EXERCISE DIRECTIONS
Among these lines, how many include "Amer"? Answer only with the number.

-- START --

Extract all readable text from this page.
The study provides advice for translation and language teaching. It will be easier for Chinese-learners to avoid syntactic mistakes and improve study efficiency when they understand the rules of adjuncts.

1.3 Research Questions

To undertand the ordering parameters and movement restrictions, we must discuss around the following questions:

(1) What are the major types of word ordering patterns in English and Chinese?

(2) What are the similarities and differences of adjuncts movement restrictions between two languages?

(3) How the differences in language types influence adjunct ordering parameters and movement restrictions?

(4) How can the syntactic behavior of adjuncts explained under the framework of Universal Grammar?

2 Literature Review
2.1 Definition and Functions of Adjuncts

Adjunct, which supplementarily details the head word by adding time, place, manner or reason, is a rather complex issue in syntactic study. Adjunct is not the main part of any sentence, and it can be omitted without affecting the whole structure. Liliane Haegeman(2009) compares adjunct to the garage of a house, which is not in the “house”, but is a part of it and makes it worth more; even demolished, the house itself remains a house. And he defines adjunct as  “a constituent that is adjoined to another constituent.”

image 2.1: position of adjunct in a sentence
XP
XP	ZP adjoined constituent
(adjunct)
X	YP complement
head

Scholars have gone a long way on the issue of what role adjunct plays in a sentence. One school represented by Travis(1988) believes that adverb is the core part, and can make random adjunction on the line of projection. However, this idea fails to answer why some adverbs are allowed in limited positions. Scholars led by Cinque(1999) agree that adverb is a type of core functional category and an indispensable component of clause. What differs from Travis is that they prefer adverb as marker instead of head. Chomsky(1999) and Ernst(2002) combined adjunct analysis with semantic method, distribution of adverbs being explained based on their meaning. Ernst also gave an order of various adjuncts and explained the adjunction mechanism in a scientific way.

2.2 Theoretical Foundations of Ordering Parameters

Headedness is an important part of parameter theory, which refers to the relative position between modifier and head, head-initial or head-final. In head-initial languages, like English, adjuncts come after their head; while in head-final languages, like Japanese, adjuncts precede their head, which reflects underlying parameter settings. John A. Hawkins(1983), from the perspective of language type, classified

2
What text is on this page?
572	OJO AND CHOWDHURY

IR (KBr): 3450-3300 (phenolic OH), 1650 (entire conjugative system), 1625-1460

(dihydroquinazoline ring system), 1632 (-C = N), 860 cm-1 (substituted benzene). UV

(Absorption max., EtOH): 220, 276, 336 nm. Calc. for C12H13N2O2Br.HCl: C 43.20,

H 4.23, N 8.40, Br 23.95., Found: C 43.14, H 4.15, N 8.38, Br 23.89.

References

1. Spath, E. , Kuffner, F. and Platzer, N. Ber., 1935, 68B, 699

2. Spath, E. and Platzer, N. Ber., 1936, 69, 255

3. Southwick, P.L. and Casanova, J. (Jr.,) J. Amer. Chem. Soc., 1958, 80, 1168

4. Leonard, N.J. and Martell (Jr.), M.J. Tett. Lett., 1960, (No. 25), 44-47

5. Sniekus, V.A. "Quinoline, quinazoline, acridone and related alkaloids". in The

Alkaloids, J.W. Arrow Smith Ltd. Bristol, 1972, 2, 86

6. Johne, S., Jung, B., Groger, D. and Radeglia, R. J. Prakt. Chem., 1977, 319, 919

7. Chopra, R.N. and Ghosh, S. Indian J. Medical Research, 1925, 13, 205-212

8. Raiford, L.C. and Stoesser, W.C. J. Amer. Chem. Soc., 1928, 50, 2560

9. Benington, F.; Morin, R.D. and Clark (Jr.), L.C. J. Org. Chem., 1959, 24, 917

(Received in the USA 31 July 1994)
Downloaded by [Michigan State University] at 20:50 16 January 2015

-- END --

REPLY TO THE TASK
2